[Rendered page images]
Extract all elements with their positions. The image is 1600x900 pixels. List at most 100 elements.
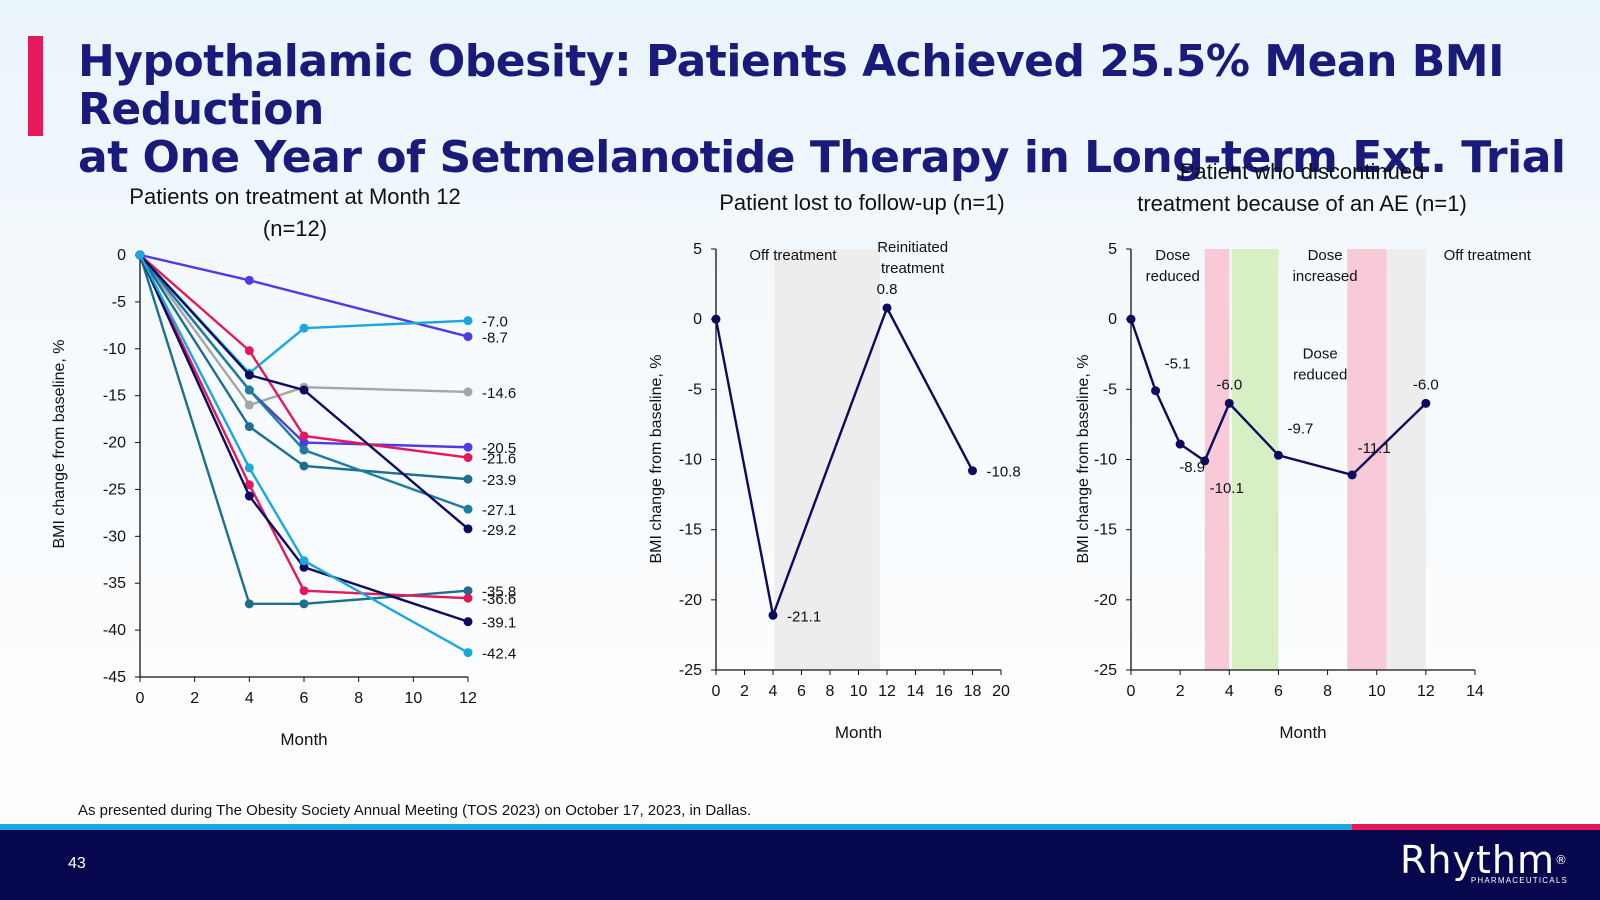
chart3-data-label: -6.0 [1413,376,1439,393]
chart3-x-tick-label: 6 [1274,683,1283,700]
chart1-series-11-line [138,254,469,623]
chart1-series-8-point [244,370,254,380]
chart1-series-7-point [299,445,309,455]
chart1-series-10-point [244,480,254,490]
title-line-1: Hypothalamic Obesity: Patients Achieved … [78,36,1504,135]
chart1-x-tick-label: 8 [354,690,363,707]
chart2-y-tick-label: -10 [679,452,702,469]
chart1-x-tick-label: 12 [459,690,477,707]
chart3-x-tick-label: 4 [1225,683,1234,700]
chart1-y-tick-label: -10 [103,341,126,358]
chart2-title-line-1: Patient lost to follow-up (n=1) [719,190,1005,215]
logo-word: Rhythm [1400,838,1555,882]
chart2-y-tick-label: -20 [679,592,702,609]
chart1-series-12-end-label: -42.4 [482,646,516,663]
chart3-x-tick-label: 0 [1127,683,1136,700]
chart2-x-tick-label: 4 [769,683,778,700]
chart3-y-axis-label: BMI change from baseline, % [1075,355,1092,564]
chart2-series-1-point [768,610,778,620]
chart1-y-tick-label: -5 [112,294,126,311]
chart2-x-axis-label: Month [835,723,882,742]
chart1-series-1-end-label: -8.7 [482,330,508,347]
chart3-annotation-4-line-1: Off treatment [1444,247,1532,264]
chart3-x-tick-label: 14 [1466,683,1484,700]
chart3-annotation-1-line-2: reduced [1146,268,1200,285]
company-logo: Rhythm® PHARMACEUTICALS [1400,840,1568,885]
chart3-data-label: -11.1 [1358,440,1391,457]
chart1-series-8-end-label: -29.2 [482,522,516,539]
chart2-annotation-2-line-2: treatment [881,260,945,277]
chart2-y-tick-label: 5 [693,241,702,258]
chart3-data-label: -5.1 [1165,356,1191,373]
chart2-band-1 [774,249,880,670]
chart3-x-axis-label: Month [1279,723,1326,742]
chart3-series-1-point [1273,450,1283,460]
chart3-x-tick-label: 8 [1323,683,1332,700]
chart1-y-tick-label: -40 [103,622,126,639]
chart2-y-tick-label: -25 [679,662,702,679]
chart3-y-tick-label: -10 [1094,452,1117,469]
chart3-y-tick-label: -5 [1103,381,1117,398]
chart2-x-tick-label: 14 [907,683,925,700]
chart3-annotation-3-line-2: reduced [1293,366,1347,383]
chart1-x-tick-label: 4 [245,690,254,707]
chart3-series-1-point [1175,439,1185,449]
chart2-series-1-point [882,303,892,313]
logo-registered: ® [1555,853,1568,867]
page-number: 43 [68,855,86,872]
chart2-data-label: -10.8 [987,464,1021,481]
chart3-y-tick-label: -20 [1094,592,1117,609]
chart1-series-6-line [138,254,469,481]
chart2-data-label: 0.8 [877,281,898,298]
chart3-data-label: -9.7 [1287,420,1313,437]
chart1-series-10-end-label: -36.6 [482,591,516,608]
chart1-x-tick-label: 0 [136,690,145,707]
chart2-data-label: -21.1 [787,608,821,625]
chart1-y-tick-label: -15 [103,388,126,405]
chart1-series-5-point [244,346,254,356]
chart1-x-axis-label: Month [280,730,327,749]
chart1-series-4-end-label: -20.5 [482,440,516,457]
chart2-x-tick-label: 10 [850,683,868,700]
chart3-annotation-1-line-1: Dose [1155,247,1190,264]
chart3-series-1-point [1126,314,1136,324]
chart3-x-tick-label: 2 [1176,683,1185,700]
chart1-y-tick-label: -30 [103,528,126,545]
chart2-series-1-point [968,466,977,476]
chart1-series-8-point [463,524,473,534]
chart1-series-3-point [244,400,254,410]
chart1-series-2-point [299,323,309,333]
chart2-x-tick-label: 18 [964,683,982,700]
chart3-title-line-2: treatment because of an AE (n=1) [1137,191,1467,216]
chart1-y-axis-label: BMI change from baseline, % [51,340,68,549]
chart1-y-tick-label: -20 [103,435,126,452]
chart1-series-11-point [299,562,309,572]
chart3-series-1-point [1151,386,1161,396]
chart1-series-12-point [135,250,145,260]
chart1-series-7-point [463,504,473,514]
chart1-series-12-line [138,254,469,654]
chart3-y-tick-label: -25 [1094,662,1117,679]
chart3-data-label: -10.1 [1210,480,1244,497]
chart2-x-tick-label: 20 [992,683,1010,700]
chart1-x-tick-label: 2 [190,690,199,707]
chart2-x-tick-label: 0 [712,683,721,700]
chart1-series-12-point [244,463,254,473]
chart3-series-1-point [1347,470,1357,480]
chart3-x-tick-label: 10 [1368,683,1386,700]
chart1-series-2-point [463,316,473,326]
chart1-series-8-point [299,385,309,395]
chart1-series-5-line [139,254,469,459]
chart1-series-9-point [299,599,309,609]
chart1-series-9-end-label: -35.8 [482,584,516,601]
charts-canvas: Patients on treatment at Month 12 (n=12) 0… [51,159,1532,749]
chart2-y-axis-label: BMI change from baseline, % [648,355,665,564]
chart2-x-tick-label: 16 [935,683,953,700]
chart3-annotation-2-line-2: increased [1293,268,1358,285]
chart3-y-tick-label: -15 [1094,522,1117,539]
chart1-series-12-point [463,648,473,658]
title-accent-bar [28,36,43,136]
chart2-annotation-2-line-1: Reinitiated [877,239,948,256]
footnote: As presented during The Obesity Society … [78,802,752,819]
chart1-series-9-point [244,599,254,609]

## [Prompt]
Any picture found in the data is to be skipped while the rest is copied exactly.

## [Your solution]
Extract all elements with their positions. The image is 1600x900 pixels. List at most 100 elements.
chart3-data-label: -6.0 [1413,376,1439,393]
chart3-x-tick-label: 6 [1274,683,1283,700]
chart1-series-11-line [138,254,469,623]
chart1-series-8-point [244,370,254,380]
chart1-series-7-point [299,445,309,455]
chart1-series-10-point [244,480,254,490]
title-line-1: Hypothalamic Obesity: Patients Achieved … [78,36,1504,135]
chart1-x-tick-label: 8 [354,690,363,707]
chart2-y-tick-label: -10 [679,452,702,469]
chart1-x-tick-label: 12 [459,690,477,707]
chart3-x-tick-label: 4 [1225,683,1234,700]
chart1-y-tick-label: -10 [103,341,126,358]
chart2-title-line-1: Patient lost to follow-up (n=1) [719,190,1005,215]
logo-word: Rhythm [1400,838,1555,882]
chart2-y-tick-label: -20 [679,592,702,609]
chart1-series-12-end-label: -42.4 [482,646,516,663]
chart3-x-tick-label: 0 [1127,683,1136,700]
chart2-x-tick-label: 4 [769,683,778,700]
chart3-y-axis-label: BMI change from baseline, % [1075,355,1092,564]
chart2-series-1-point [768,610,778,620]
chart1-y-tick-label: -5 [112,294,126,311]
chart2-x-axis-label: Month [835,723,882,742]
chart1-series-1-end-label: -8.7 [482,330,508,347]
chart3-annotation-4-line-1: Off treatment [1444,247,1532,264]
chart3-x-tick-label: 14 [1466,683,1484,700]
chart3-annotation-1-line-2: reduced [1146,268,1200,285]
company-logo: Rhythm® PHARMACEUTICALS [1400,840,1568,885]
chart3-data-label: -11.1 [1358,440,1391,457]
chart1-series-8-end-label: -29.2 [482,522,516,539]
chart2-annotation-2-line-2: treatment [881,260,945,277]
chart2-y-tick-label: 5 [693,241,702,258]
chart3-data-label: -5.1 [1165,356,1191,373]
chart2-band-1 [774,249,880,670]
chart3-x-axis-label: Month [1279,723,1326,742]
chart3-series-1-point [1273,450,1283,460]
chart3-x-tick-label: 8 [1323,683,1332,700]
chart1-y-tick-label: -40 [103,622,126,639]
chart2-y-tick-label: -25 [679,662,702,679]
chart3-y-tick-label: -10 [1094,452,1117,469]
chart3-y-tick-label: -5 [1103,381,1117,398]
chart2-x-tick-label: 14 [907,683,925,700]
chart3-annotation-3-line-2: reduced [1293,366,1347,383]
chart1-x-tick-label: 4 [245,690,254,707]
chart3-series-1-point [1175,439,1185,449]
chart2-series-1-point [882,303,892,313]
logo-registered: ® [1555,853,1568,867]
page-number: 43 [68,855,86,872]
chart2-data-label: -10.8 [987,464,1021,481]
chart3-y-tick-label: -20 [1094,592,1117,609]
chart1-series-6-line [138,254,469,481]
chart2-data-label: 0.8 [877,281,898,298]
chart3-data-label: -9.7 [1287,420,1313,437]
chart1-series-10-end-label: -36.6 [482,591,516,608]
chart1-x-tick-label: 0 [136,690,145,707]
chart2-data-label: -21.1 [787,608,821,625]
chart1-y-tick-label: -15 [103,388,126,405]
chart1-series-5-point [244,346,254,356]
chart1-x-axis-label: Month [280,730,327,749]
chart1-series-4-end-label: -20.5 [482,440,516,457]
chart2-x-tick-label: 10 [850,683,868,700]
chart3-annotation-1-line-1: Dose [1155,247,1190,264]
chart3-series-1-point [1126,314,1136,324]
chart3-x-tick-label: 2 [1176,683,1185,700]
chart1-y-tick-label: -30 [103,528,126,545]
chart2-series-1-point [968,466,977,476]
chart1-series-8-point [463,524,473,534]
chart1-series-3-point [244,400,254,410]
chart1-series-2-point [299,323,309,333]
chart2-x-tick-label: 18 [964,683,982,700]
chart3-title-line-2: treatment because of an AE (n=1) [1137,191,1467,216]
chart1-y-axis-label: BMI change from baseline, % [51,340,68,549]
chart1-y-tick-label: -20 [103,435,126,452]
chart1-series-11-point [299,562,309,572]
chart3-series-1-point [1151,386,1161,396]
chart1-series-12-point [135,250,145,260]
chart1-series-7-point [463,504,473,514]
chart1-series-12-line [138,254,469,654]
chart3-y-tick-label: -25 [1094,662,1117,679]
chart3-data-label: -10.1 [1210,480,1244,497]
chart2-x-tick-label: 20 [992,683,1010,700]
chart1-x-tick-label: 2 [190,690,199,707]
chart2-x-tick-label: 0 [712,683,721,700]
chart1-series-12-point [244,463,254,473]
chart3-series-1-point [1347,470,1357,480]
chart3-x-tick-label: 10 [1368,683,1386,700]
chart1-series-2-point [463,316,473,326]
chart1-series-8-point [299,385,309,395]
chart1-series-5-line [139,254,469,459]
chart1-series-9-point [299,599,309,609]
chart1-series-9-end-label: -35.8 [482,584,516,601]
charts-canvas: Patients on treatment at Month 12 (n=12) 0… [51,159,1532,749]
chart2-y-axis-label: BMI change from baseline, % [648,355,665,564]
chart2-x-tick-label: 16 [935,683,953,700]
chart3-annotation-2-line-2: increased [1293,268,1358,285]
chart3-y-tick-label: -15 [1094,522,1117,539]
chart1-series-12-point [463,648,473,658]
title-accent-bar [28,36,43,136]
chart2-annotation-2-line-1: Reinitiated [877,239,948,256]
footnote: As presented during The Obesity Society … [78,802,752,819]
chart1-series-9-point [244,599,254,609]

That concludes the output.